::: Passage shown

Sorry if anyone disagrees with me but that is how I feel about it. 

Shawn


P.S.
Royal City will be a blast this sunday!


----------



## ontario moose (Aug 8, 2003)

I can sprell Chek it...

Guillles


----------



## btmckay (Dec 7, 2003)

The rules are there on the webpage and in the rule book that you can get from the OAA. Yes there was a screw up in OAA tournament book with BHR(bow hunter release)
but the rules are out there for people to get.
Alot of people just don't want to change. One of the tournaments mentioned in this thread say they are following OAA rules and then pull out
a OAA rule book from 5-6yrs ago not a recent one.
Problem with alot of people is that they show up with their hunting equipment and then complain they have to shoot against someone with 
long stabilizers and such. But there is another class for hunting equipment and thats Hunter class.
Shakyshot the class is known as BHO/bowhunter open and then in OAA there is an actual Open that is a money class
The rules aren't that complicated if I can know them then anyone can :smile:
Brian


----------



## CaptainT (Aug 14, 2005)

shootthewhatnow said:


> just wishing that the (dis)Organizers would actually settle on what the rules are and let clubs know.


There haven't been any rule changes since last October and of the rules that have changed very few are around equipment.



shootthewhatnow said:


> It's seriously not that difficult to make a choice here as to *what the end rules are going to be* and post them on the OAA website.


You're right it's not hard to post them. That's why they are posted here. On the menu it's under Administration>Rules and Regulations. There's the entire rule book as well as a summary of the changes from last year. It also available in print from the OAA office for $35. Email [email protected] to order your copy.



shootthewhatnow said:


> If a club doesn't make the deadline to enter the schedule, post it to the website.


Changes to the shooting schedule do get updated on the website when the webmaster is told there are changes. Example: September 11 Onaping Falls/NEMI Archery is cancelled. The list of dates is here. It's found by clicking Tournaments on the menu. The policy around dates is currently on the front page of the OAA website. "New dates and changes will be reflected on the website all year round" is the last bullet.



shootthewhatnow said:


> What is it that the OAA does with 60$/year/member


You must mean $45, if you register after January 16. The OAA could do a lot with $60, but for the $45 here's what a member gets.
- AGM voting rights
- Eligibility to participate in Youth or Adult team trials (Indoor/3D/Target)
- Eligibility to shoot in the 5 championships, Grand Championship, OSG/CWG trials for youth, the Ontario Triple Crown
- 1 printed copy of the
- $5 million liability insurance
- Eligibility to be nominated for the Andrea Dopson Volunteer of the year award
- Eligibility to be nominated to the Executive or Board of Directors
- Membership in the Federation of Canadian Archers (FCA)
- Eligibility to shoot at National competitions
- Eligibility to take Judging/Coaching Clinics

Where does the OAA spend the money?
- 3 youth travel teams of 3 archers and an adult supervisor
- 3 adult teams of 2 archers (Hopefully expanding next year)
- 10 Sponsored Targets at the 3D championship
- Promotional items like a booth at OFSSA and the Toronto Sportsmen Show
- Administrative things like meetings 
- 1 Administrative Contract for answering emails/phones/attending meeting with the government and other organizations
- FCA memberships
- Awards for the championships
- 1/3 of Plaques for the Triple Crown

I'm sure there's stuff I'm missing...Is that satisfactory?

::::::
::: Data excerpts

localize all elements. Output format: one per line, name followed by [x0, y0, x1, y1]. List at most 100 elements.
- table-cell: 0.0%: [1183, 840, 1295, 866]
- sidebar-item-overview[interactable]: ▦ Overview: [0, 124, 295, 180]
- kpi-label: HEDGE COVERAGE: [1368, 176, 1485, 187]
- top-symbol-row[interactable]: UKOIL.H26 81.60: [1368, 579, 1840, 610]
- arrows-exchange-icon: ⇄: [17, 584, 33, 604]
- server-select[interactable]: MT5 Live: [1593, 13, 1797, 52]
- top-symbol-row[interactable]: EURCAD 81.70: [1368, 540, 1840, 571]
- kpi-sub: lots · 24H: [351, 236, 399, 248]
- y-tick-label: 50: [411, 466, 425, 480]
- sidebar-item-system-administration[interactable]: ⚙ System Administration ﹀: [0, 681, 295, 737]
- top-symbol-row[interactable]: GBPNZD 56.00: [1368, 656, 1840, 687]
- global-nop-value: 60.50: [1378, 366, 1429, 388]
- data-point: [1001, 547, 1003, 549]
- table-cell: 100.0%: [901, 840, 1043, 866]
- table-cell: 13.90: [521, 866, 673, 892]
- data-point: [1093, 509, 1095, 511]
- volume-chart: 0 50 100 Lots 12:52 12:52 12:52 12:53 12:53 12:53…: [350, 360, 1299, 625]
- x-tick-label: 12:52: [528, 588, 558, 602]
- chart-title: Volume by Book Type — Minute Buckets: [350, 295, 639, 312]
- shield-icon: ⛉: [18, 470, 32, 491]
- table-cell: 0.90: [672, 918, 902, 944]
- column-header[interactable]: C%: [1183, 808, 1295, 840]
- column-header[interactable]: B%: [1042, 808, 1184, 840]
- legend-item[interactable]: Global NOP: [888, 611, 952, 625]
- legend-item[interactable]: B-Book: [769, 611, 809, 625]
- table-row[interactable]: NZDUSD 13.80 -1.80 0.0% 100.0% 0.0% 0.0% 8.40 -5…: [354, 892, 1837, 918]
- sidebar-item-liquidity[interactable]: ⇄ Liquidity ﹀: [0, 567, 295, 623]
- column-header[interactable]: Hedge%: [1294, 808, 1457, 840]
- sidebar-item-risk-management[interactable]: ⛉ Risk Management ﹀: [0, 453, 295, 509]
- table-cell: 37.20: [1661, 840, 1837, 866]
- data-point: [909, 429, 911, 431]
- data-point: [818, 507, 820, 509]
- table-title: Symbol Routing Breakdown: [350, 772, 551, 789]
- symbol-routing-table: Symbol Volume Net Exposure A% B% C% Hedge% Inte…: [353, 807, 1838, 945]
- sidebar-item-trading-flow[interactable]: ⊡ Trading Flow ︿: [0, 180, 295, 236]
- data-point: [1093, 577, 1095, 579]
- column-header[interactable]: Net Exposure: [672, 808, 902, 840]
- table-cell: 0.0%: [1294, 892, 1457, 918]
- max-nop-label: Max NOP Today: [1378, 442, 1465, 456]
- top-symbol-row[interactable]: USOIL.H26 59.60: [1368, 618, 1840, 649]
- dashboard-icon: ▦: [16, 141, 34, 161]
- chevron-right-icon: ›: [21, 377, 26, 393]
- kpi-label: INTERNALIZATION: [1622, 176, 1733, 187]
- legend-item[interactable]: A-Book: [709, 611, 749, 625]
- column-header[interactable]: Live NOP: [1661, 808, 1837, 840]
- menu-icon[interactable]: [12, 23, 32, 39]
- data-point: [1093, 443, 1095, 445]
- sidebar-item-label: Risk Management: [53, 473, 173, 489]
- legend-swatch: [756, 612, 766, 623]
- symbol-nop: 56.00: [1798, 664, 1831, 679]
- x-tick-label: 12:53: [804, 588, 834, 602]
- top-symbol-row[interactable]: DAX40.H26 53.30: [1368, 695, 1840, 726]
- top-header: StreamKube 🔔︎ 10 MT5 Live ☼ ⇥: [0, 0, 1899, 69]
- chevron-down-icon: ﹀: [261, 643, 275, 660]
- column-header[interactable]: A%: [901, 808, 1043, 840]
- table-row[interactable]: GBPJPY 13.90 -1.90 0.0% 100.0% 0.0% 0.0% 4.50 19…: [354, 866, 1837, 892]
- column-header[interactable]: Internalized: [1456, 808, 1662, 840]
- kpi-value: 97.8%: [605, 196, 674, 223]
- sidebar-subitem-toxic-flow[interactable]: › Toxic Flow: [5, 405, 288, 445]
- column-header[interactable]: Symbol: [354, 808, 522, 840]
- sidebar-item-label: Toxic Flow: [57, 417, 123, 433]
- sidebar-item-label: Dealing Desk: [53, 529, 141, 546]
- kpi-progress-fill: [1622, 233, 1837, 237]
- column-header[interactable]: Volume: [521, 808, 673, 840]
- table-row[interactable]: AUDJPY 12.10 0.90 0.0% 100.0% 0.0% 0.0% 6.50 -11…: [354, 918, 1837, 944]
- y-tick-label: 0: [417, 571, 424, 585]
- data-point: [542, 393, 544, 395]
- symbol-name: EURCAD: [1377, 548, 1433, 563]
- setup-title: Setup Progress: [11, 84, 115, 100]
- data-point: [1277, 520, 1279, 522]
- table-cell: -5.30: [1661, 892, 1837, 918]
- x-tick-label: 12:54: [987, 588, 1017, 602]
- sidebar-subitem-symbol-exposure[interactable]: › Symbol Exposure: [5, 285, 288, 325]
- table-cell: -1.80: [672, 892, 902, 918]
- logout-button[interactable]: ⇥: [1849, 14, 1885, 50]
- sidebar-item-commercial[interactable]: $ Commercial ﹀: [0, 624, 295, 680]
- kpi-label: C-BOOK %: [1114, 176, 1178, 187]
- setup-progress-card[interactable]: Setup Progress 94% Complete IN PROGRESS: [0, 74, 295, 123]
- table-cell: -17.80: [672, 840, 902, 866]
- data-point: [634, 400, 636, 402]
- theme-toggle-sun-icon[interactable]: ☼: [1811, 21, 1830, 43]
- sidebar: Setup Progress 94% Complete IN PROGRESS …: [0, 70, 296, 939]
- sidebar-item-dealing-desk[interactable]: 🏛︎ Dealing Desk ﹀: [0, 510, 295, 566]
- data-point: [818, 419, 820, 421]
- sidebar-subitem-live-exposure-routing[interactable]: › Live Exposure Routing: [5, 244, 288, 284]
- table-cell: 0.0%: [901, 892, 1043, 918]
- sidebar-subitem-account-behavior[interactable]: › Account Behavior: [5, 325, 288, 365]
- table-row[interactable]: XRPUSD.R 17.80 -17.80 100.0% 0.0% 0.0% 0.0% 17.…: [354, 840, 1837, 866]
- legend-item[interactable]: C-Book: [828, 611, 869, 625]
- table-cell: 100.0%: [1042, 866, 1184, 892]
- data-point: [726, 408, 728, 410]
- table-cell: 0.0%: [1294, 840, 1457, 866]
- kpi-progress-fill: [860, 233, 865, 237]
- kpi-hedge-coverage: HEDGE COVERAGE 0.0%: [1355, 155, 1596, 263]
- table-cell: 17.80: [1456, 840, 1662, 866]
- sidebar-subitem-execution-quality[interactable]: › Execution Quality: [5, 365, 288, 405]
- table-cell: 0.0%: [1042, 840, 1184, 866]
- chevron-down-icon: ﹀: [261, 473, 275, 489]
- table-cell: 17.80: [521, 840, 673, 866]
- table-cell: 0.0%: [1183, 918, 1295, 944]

::::::

## Work to be completed:
Carry the forum thread about OAA archery rules further from the point where it stops. The rows are not needed for this work.

## Response area:
shootthewhatnow said:


> For the cost it takes to hire someone part time to keep that webpage up to date, and add things as needed... well... I'd say it's not out of reach for the membership fee. That would mean that more clubs get listed shoots, even if they don't make the deadline, or if they decide in mid year to host an extra shoot for us (wonderful from them, as this is the best thing that a club can offer to the public, and it makes them a buncha money).


As true as that is, if the information never makes it to the person taking care of the website how is it to get updated? Right now when a club says we're hosting an extra shoot or a shoot is cancelled it gets added, but if the information never makes it to us it doesn't get added. ArcheryTalk is not a valid method of getting the information in. Send an email to [email protected]


----------



## CaptainT (Aug 14, 2005)

Baldini said:


> Not to confuse the issue even more, but the OAA rules only apply to OAA Championship events, Mail Matches and the Tripple Crown. Club shoots can and often do have their own rules that may or may not follow OAA rules (and FCA rules, by default). For example, if you were to shoot MBR at 3D Provincials or Nationals you could use a long stabilizer, BHU at Target Provincials or Nationals and you'd have to shoot a short stabilizer, and MBR at Running Bear in North Bay means short stabilizer. Clubs can and will continue to do what they want. Your best bet is to set up the euipment you like to shoot and then shoot it in whatever category applies when you get there. If the pin is really that important, I'm pretty sure that the clubs would sell them for a couple bucks.


You're 100% right Baldini. Until the clubs start using the rule book for all their shoots there is only so much the OAA can do.


----------



## XTRMN8R (Mar 26, 2004)

I am glad that there is still a few people interested it whats going on...I guess part of my point is that so many people use the directory as the "archers bible" that it needs to be correct. Especially on rules that did Not change from the previous year because printing the old rules should be a giv'me. If we could see a little more interaction between the local clubs, their directors and the OAA that would be a welcome change. Having a few volunteers at the host club who are in the know is always helpfull.
I do hear many average bowhunters and 3D archers say that they have no interest in the OAA and I can see their point. With all the membership dollars spent I don't know myself if any of that money goes towards Hunting or related issues and if an archer doesn't shoot the provincial's or take advantage of Eligibilites i guess he/she doesnt see a lot of money at the grass roots level.
Dave


----------



## ZarkSniper (Aug 12, 2003)

Well, people need to direct their attention to the OAA website and get familiar with what's going on and stop looking at the "directory" as the "bible" of archery in Onatrio. In all the years i have been looking at that book, there have always been misprints and missed shoots...ALWAYS. You think it's bad now, just think back to when we didn't have the website to update us.


----------



## mrolex77 (Nov 1, 2008)

Wow this is too funny to listen too:happy1:....I shoot compound open class so i never have to deal with equipment being wrong or whatever,makes it much easier.But that is my decision and i understand everyone's point. Archery is supposed to be fun and enjoyable,this is like listening to politics!!

I'm thinking it's time for everyone to join in for a group hug!!!:jksign:


----------



## shootthewhatnow (Jan 29, 2008)

Ty Cpt. T.... 

That's a better answer than I've ever heard before... taken under advisement. I will pass along your webmaster email address to the multiple clubs that have advised they do not know how to communicate with the OAA regarding shoot time changes.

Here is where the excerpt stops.